TASK DETAILS: Read through the records below and copy each line that uses the word "bacterial".
BEGIN INPUT DATA
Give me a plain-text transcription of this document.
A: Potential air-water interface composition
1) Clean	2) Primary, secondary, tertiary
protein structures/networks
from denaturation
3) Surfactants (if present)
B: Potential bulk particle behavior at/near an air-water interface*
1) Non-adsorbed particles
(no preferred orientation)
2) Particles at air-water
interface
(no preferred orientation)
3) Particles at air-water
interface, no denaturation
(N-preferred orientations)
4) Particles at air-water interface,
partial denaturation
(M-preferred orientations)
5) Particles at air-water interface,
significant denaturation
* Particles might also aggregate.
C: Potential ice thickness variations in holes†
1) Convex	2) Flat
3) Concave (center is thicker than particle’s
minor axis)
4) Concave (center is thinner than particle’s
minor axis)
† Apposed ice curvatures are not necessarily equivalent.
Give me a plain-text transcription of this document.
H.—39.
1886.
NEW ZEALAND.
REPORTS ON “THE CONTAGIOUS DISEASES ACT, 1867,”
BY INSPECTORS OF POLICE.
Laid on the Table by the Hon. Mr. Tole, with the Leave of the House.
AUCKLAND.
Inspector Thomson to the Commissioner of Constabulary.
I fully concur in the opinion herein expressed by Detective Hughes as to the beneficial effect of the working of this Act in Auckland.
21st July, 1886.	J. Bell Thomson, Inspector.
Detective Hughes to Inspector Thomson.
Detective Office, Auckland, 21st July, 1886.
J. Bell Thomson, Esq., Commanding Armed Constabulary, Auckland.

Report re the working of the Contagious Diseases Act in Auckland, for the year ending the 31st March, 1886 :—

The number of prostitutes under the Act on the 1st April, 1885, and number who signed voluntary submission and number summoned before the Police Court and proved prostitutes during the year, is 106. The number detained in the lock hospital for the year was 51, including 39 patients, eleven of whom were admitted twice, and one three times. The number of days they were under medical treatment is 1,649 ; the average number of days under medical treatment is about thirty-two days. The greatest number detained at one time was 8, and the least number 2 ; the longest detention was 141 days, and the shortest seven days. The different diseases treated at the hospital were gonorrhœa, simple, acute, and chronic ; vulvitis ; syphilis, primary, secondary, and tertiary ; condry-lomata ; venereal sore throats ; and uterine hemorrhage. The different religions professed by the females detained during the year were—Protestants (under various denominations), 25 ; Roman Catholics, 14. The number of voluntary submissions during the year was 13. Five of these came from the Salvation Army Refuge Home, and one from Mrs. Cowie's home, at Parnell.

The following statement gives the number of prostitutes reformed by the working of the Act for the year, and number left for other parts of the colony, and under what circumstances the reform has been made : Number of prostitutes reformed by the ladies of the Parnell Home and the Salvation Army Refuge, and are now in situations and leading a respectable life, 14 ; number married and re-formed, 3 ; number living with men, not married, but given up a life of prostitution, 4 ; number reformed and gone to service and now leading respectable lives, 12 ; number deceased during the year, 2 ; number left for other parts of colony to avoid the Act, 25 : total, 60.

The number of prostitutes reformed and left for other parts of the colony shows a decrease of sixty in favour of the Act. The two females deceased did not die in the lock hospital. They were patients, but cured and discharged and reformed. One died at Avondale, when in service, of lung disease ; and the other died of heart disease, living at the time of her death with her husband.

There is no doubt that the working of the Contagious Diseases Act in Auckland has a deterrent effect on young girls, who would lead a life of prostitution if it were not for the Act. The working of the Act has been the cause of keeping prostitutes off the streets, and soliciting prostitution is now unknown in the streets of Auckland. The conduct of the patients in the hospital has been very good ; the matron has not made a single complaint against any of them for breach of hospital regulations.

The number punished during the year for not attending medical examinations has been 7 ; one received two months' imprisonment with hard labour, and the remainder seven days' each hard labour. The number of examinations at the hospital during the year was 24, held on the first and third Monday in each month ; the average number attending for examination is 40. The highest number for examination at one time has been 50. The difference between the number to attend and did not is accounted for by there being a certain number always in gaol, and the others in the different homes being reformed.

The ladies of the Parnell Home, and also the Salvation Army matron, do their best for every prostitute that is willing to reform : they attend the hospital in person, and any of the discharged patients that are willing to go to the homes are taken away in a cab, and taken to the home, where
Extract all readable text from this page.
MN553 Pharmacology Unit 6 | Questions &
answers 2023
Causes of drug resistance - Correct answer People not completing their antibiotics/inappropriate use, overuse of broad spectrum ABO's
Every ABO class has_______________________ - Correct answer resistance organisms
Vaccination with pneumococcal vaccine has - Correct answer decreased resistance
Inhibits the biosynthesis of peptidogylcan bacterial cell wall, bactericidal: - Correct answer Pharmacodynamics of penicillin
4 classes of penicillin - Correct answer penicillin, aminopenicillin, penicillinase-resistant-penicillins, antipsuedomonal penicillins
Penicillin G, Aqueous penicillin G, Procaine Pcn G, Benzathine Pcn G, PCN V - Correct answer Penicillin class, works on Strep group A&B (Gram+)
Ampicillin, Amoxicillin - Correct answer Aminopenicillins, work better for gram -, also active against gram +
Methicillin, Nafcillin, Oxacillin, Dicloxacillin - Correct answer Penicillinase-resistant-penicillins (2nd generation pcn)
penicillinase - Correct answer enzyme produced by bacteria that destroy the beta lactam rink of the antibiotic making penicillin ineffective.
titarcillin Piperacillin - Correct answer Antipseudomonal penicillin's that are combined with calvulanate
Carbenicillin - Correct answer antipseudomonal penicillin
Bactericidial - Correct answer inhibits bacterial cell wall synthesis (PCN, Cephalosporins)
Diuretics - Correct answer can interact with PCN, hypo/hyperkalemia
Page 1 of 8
END INPUT DATA
RESULT OF THIS EXERCISE:
Inhibits the biosynthesis of peptidogylcan bacterial cell wall, bactericidal: - Correct answer Pharmacodynamics of penicillin
Bactericidial - Correct answer inhibits bacterial cell wall synthesis (PCN, Cephalosporins)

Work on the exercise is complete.